Requirements -
In your copy, leave out the pictures and repeat the entries below exactly.

Records supplied -
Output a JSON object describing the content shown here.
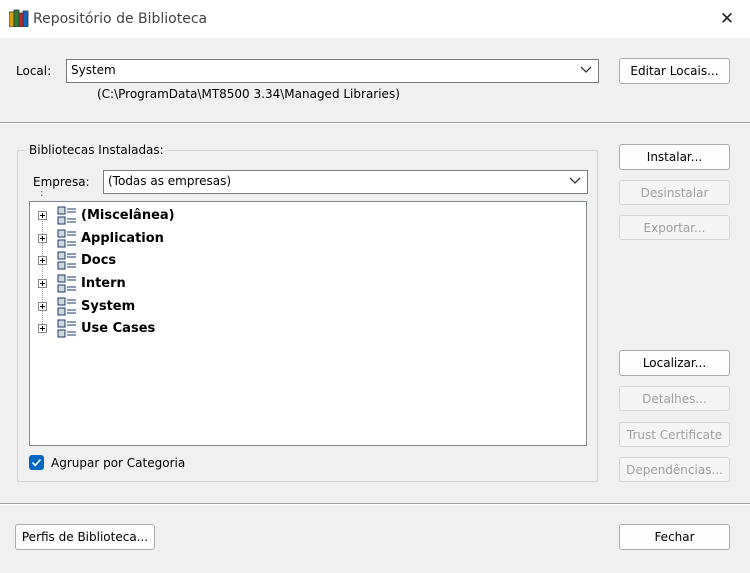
{
  "window": {
    "title": "Repositório de Biblioteca"
  },
  "local": {
    "label": "Local:",
    "value": "System",
    "path": "(C:\\ProgramData\\MT8500 3.34\\Managed Libraries)",
    "edit_button": "Editar Locais..."
  },
  "installed": {
    "group_title": "Bibliotecas Instaladas:",
    "company_label": "Empresa:",
    "company_value": "(Todas as empresas)",
    "items": [
      {
        "label": "(Miscelânea)"
      },
      {
        "label": "Application"
      },
      {
        "label": "Docs"
      },
      {
        "label": "Intern"
      },
      {
        "label": "System"
      },
      {
        "label": "Use Cases"
      }
    ],
    "group_by_category_label": "Agrupar por Categoria",
    "group_by_category_checked": true
  },
  "actions": {
    "install": "Instalar...",
    "uninstall": "Desinstalar",
    "export": "Exportar...",
    "locate": "Localizar...",
    "details": "Detalhes...",
    "trust_certificate": "Trust Certificate",
    "dependencies": "Dependências..."
  },
  "footer": {
    "profiles_button": "Perfis de Biblioteca...",
    "close_button": "Fechar"
  },
  "colors": {
    "accent": "#0067c0",
    "disabled_text": "#a0a0a0"
  }
}
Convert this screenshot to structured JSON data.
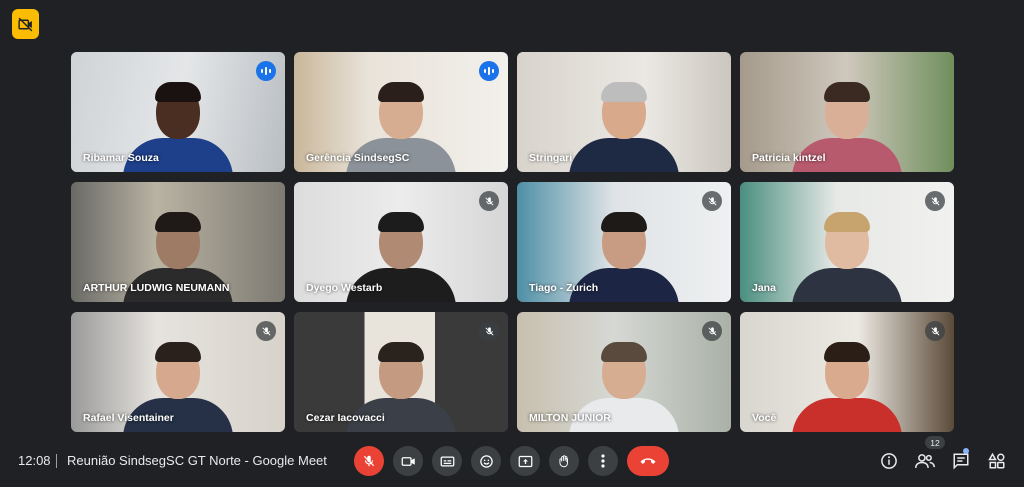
{
  "window": {
    "title": "Reunião SindsegSC GT Norte - Google Meet"
  },
  "colors": {
    "accent": "#8ab4f8",
    "speaking": "#1a73e8",
    "danger": "#ea4335",
    "badge": "#fbbc04"
  },
  "participants": [
    {
      "name": "Ribamar Souza",
      "status": "speaking",
      "active": true
    },
    {
      "name": "Gerência SindsegSC",
      "status": "speaking",
      "active": false
    },
    {
      "name": "Stringari",
      "status": "none",
      "active": false
    },
    {
      "name": "Patricia kintzel",
      "status": "none",
      "active": false
    },
    {
      "name": "ARTHUR LUDWIG NEUMANN",
      "status": "none",
      "active": false
    },
    {
      "name": "Dyego Westarb",
      "status": "muted",
      "active": false
    },
    {
      "name": "Tiago - Zurich",
      "status": "muted",
      "active": false
    },
    {
      "name": "Jana",
      "status": "muted",
      "active": false
    },
    {
      "name": "Rafael Visentainer",
      "status": "muted",
      "active": false
    },
    {
      "name": "Cezar Iacovacci",
      "status": "muted",
      "active": false
    },
    {
      "name": "MILTON JUNIOR",
      "status": "muted",
      "active": false
    },
    {
      "name": "Você",
      "status": "muted",
      "active": false
    }
  ],
  "bottom_bar": {
    "time": "12:08",
    "meeting_title": "Reunião SindsegSC GT Norte - Google Meet",
    "controls": [
      "mic-off-icon",
      "camera-icon",
      "captions-icon",
      "emoji-icon",
      "present-icon",
      "raise-hand-icon",
      "more-icon",
      "hang-up-icon"
    ],
    "right_icons": [
      "info-icon",
      "people-icon",
      "chat-icon",
      "activities-icon"
    ],
    "participant_count": "12"
  }
}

Solution below -
Output a JSON object describing the content shown here.
{
  "window": {
    "title": "Repositório de Biblioteca"
  },
  "local": {
    "label": "Local:",
    "value": "System",
    "path": "(C:\\ProgramData\\MT8500 3.34\\Managed Libraries)",
    "edit_button": "Editar Locais..."
  },
  "installed": {
    "group_title": "Bibliotecas Instaladas:",
    "company_label": "Empresa:",
    "company_value": "(Todas as empresas)",
    "items": [
      {
        "label": "(Miscelânea)"
      },
      {
        "label": "Application"
      },
      {
        "label": "Docs"
      },
      {
        "label": "Intern"
      },
      {
        "label": "System"
      },
      {
        "label": "Use Cases"
      }
    ],
    "group_by_category_label": "Agrupar por Categoria",
    "group_by_category_checked": true
  },
  "actions": {
    "install": "Instalar...",
    "uninstall": "Desinstalar",
    "export": "Exportar...",
    "locate": "Localizar...",
    "details": "Detalhes...",
    "trust_certificate": "Trust Certificate",
    "dependencies": "Dependências..."
  },
  "footer": {
    "profiles_button": "Perfis de Biblioteca...",
    "close_button": "Fechar"
  },
  "colors": {
    "accent": "#0067c0",
    "disabled_text": "#a0a0a0"
  }
}
Convert this screenshot to structured JSON data.
{
  "window": {
    "title": "Reunião SindsegSC GT Norte - Google Meet"
  },
  "colors": {
    "accent": "#8ab4f8",
    "speaking": "#1a73e8",
    "danger": "#ea4335",
    "badge": "#fbbc04"
  },
  "participants": [
    {
      "name": "Ribamar Souza",
      "status": "speaking",
      "active": true
    },
    {
      "name": "Gerência SindsegSC",
      "status": "speaking",
      "active": false
    },
    {
      "name": "Stringari",
      "status": "none",
      "active": false
    },
    {
      "name": "Patricia kintzel",
      "status": "none",
      "active": false
    },
    {
      "name": "ARTHUR LUDWIG NEUMANN",
      "status": "none",
      "active": false
    },
    {
      "name": "Dyego Westarb",
      "status": "muted",
      "active": false
    },
    {
      "name": "Tiago - Zurich",
      "status": "muted",
      "active": false
    },
    {
      "name": "Jana",
      "status": "muted",
      "active": false
    },
    {
      "name": "Rafael Visentainer",
      "status": "muted",
      "active": false
    },
    {
      "name": "Cezar Iacovacci",
      "status": "muted",
      "active": false
    },
    {
      "name": "MILTON JUNIOR",
      "status": "muted",
      "active": false
    },
    {
      "name": "Você",
      "status": "muted",
      "active": false
    }
  ],
  "bottom_bar": {
    "time": "12:08",
    "meeting_title": "Reunião SindsegSC GT Norte - Google Meet",
    "controls": [
      "mic-off-icon",
      "camera-icon",
      "captions-icon",
      "emoji-icon",
      "present-icon",
      "raise-hand-icon",
      "more-icon",
      "hang-up-icon"
    ],
    "right_icons": [
      "info-icon",
      "people-icon",
      "chat-icon",
      "activities-icon"
    ],
    "participant_count": "12"
  }
}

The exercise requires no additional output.